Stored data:
((
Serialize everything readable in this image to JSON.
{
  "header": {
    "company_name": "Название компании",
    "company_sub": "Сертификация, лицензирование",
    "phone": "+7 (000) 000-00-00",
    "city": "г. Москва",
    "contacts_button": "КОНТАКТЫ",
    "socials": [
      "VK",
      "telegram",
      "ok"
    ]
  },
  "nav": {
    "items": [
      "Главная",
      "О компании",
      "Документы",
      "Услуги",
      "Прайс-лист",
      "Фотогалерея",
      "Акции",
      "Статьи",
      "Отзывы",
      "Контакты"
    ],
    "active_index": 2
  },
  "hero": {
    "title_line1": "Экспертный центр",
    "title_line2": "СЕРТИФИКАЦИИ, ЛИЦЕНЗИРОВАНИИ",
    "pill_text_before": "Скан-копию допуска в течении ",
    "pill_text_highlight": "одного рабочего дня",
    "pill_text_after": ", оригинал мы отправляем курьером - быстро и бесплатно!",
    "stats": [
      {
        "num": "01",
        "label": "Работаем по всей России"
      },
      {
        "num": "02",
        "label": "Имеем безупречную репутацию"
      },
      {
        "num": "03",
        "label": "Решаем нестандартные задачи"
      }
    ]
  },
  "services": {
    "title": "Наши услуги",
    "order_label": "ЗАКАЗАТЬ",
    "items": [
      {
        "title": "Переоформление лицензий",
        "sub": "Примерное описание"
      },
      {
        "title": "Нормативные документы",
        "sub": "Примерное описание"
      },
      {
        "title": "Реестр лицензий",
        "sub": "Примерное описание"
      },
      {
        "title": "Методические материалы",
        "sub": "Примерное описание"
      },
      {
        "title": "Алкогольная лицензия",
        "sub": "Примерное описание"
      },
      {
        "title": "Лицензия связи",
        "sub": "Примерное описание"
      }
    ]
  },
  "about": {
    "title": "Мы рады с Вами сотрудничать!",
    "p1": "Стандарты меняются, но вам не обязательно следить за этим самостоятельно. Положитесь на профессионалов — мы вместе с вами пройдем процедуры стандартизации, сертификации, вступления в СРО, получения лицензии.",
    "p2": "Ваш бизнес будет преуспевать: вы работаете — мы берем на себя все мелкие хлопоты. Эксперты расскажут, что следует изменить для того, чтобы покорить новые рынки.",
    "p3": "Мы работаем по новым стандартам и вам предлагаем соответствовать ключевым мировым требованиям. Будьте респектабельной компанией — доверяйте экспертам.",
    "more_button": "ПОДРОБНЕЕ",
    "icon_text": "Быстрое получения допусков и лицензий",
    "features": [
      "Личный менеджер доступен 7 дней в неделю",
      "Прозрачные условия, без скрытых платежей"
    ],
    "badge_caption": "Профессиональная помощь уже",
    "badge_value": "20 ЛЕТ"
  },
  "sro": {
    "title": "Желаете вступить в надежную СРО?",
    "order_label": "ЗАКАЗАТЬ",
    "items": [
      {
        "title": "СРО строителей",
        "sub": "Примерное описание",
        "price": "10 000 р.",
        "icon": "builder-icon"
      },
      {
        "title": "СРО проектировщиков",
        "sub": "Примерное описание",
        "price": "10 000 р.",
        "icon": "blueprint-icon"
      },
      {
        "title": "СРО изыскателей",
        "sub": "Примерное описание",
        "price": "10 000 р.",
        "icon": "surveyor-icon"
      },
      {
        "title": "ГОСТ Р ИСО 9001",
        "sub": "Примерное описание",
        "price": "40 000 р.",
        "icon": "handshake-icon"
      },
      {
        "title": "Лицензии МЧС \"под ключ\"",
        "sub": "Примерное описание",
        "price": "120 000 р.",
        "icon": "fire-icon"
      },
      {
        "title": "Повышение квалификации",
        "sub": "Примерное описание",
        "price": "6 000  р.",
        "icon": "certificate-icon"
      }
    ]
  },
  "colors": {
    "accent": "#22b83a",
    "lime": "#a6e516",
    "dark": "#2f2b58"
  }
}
))
▸ **SET EXERCISE**
Go through the entries and repeat each one exactly.

▸ **EXERCISE SOLUTION**
Serialize everything readable in this image to JSON.
{
  "header": {
    "company_name": "Название компании",
    "company_sub": "Сертификация, лицензирование",
    "phone": "+7 (000) 000-00-00",
    "city": "г. Москва",
    "contacts_button": "КОНТАКТЫ",
    "socials": [
      "VK",
      "telegram",
      "ok"
    ]
  },
  "nav": {
    "items": [
      "Главная",
      "О компании",
      "Документы",
      "Услуги",
      "Прайс-лист",
      "Фотогалерея",
      "Акции",
      "Статьи",
      "Отзывы",
      "Контакты"
    ],
    "active_index": 2
  },
  "hero": {
    "title_line1": "Экспертный центр",
    "title_line2": "СЕРТИФИКАЦИИ, ЛИЦЕНЗИРОВАНИИ",
    "pill_text_before": "Скан-копию допуска в течении ",
    "pill_text_highlight": "одного рабочего дня",
    "pill_text_after": ", оригинал мы отправляем курьером - быстро и бесплатно!",
    "stats": [
      {
        "num": "01",
        "label": "Работаем по всей России"
      },
      {
        "num": "02",
        "label": "Имеем безупречную репутацию"
      },
      {
        "num": "03",
        "label": "Решаем нестандартные задачи"
      }
    ]
  },
  "services": {
    "title": "Наши услуги",
    "order_label": "ЗАКАЗАТЬ",
    "items": [
      {
        "title": "Переоформление лицензий",
        "sub": "Примерное описание"
      },
      {
        "title": "Нормативные документы",
        "sub": "Примерное описание"
      },
      {
        "title": "Реестр лицензий",
        "sub": "Примерное описание"
      },
      {
        "title": "Методические материалы",
        "sub": "Примерное описание"
      },
      {
        "title": "Алкогольная лицензия",
        "sub": "Примерное описание"
      },
      {
        "title": "Лицензия связи",
        "sub": "Примерное описание"
      }
    ]
  },
  "about": {
    "title": "Мы рады с Вами сотрудничать!",
    "p1": "Стандарты меняются, но вам не обязательно следить за этим самостоятельно. Положитесь на профессионалов — мы вместе с вами пройдем процедуры стандартизации, сертификации, вступления в СРО, получения лицензии.",
    "p2": "Ваш бизнес будет преуспевать: вы работаете — мы берем на себя все мелкие хлопоты. Эксперты расскажут, что следует изменить для того, чтобы покорить новые рынки.",
    "p3": "Мы работаем по новым стандартам и вам предлагаем соответствовать ключевым мировым требованиям. Будьте респектабельной компанией — доверяйте экспертам.",
    "more_button": "ПОДРОБНЕЕ",
    "icon_text": "Быстрое получения допусков и лицензий",
    "features": [
      "Личный менеджер доступен 7 дней в неделю",
      "Прозрачные условия, без скрытых платежей"
    ],
    "badge_caption": "Профессиональная помощь уже",
    "badge_value": "20 ЛЕТ"
  },
  "sro": {
    "title": "Желаете вступить в надежную СРО?",
    "order_label": "ЗАКАЗАТЬ",
    "items": [
      {
        "title": "СРО строителей",
        "sub": "Примерное описание",
        "price": "10 000 р.",
        "icon": "builder-icon"
      },
      {
        "title": "СРО проектировщиков",
        "sub": "Примерное описание",
        "price": "10 000 р.",
        "icon": "blueprint-icon"
      },
      {
        "title": "СРО изыскателей",
        "sub": "Примерное описание",
        "price": "10 000 р.",
        "icon": "surveyor-icon"
      },
      {
        "title": "ГОСТ Р ИСО 9001",
        "sub": "Примерное описание",
        "price": "40 000 р.",
        "icon": "handshake-icon"
      },
      {
        "title": "Лицензии МЧС \"под ключ\"",
        "sub": "Примерное описание",
        "price": "120 000 р.",
        "icon": "fire-icon"
      },
      {
        "title": "Повышение квалификации",
        "sub": "Примерное описание",
        "price": "6 000  р.",
        "icon": "certificate-icon"
      }
    ]
  },
  "colors": {
    "accent": "#22b83a",
    "lime": "#a6e516",
    "dark": "#2f2b58"
  }
}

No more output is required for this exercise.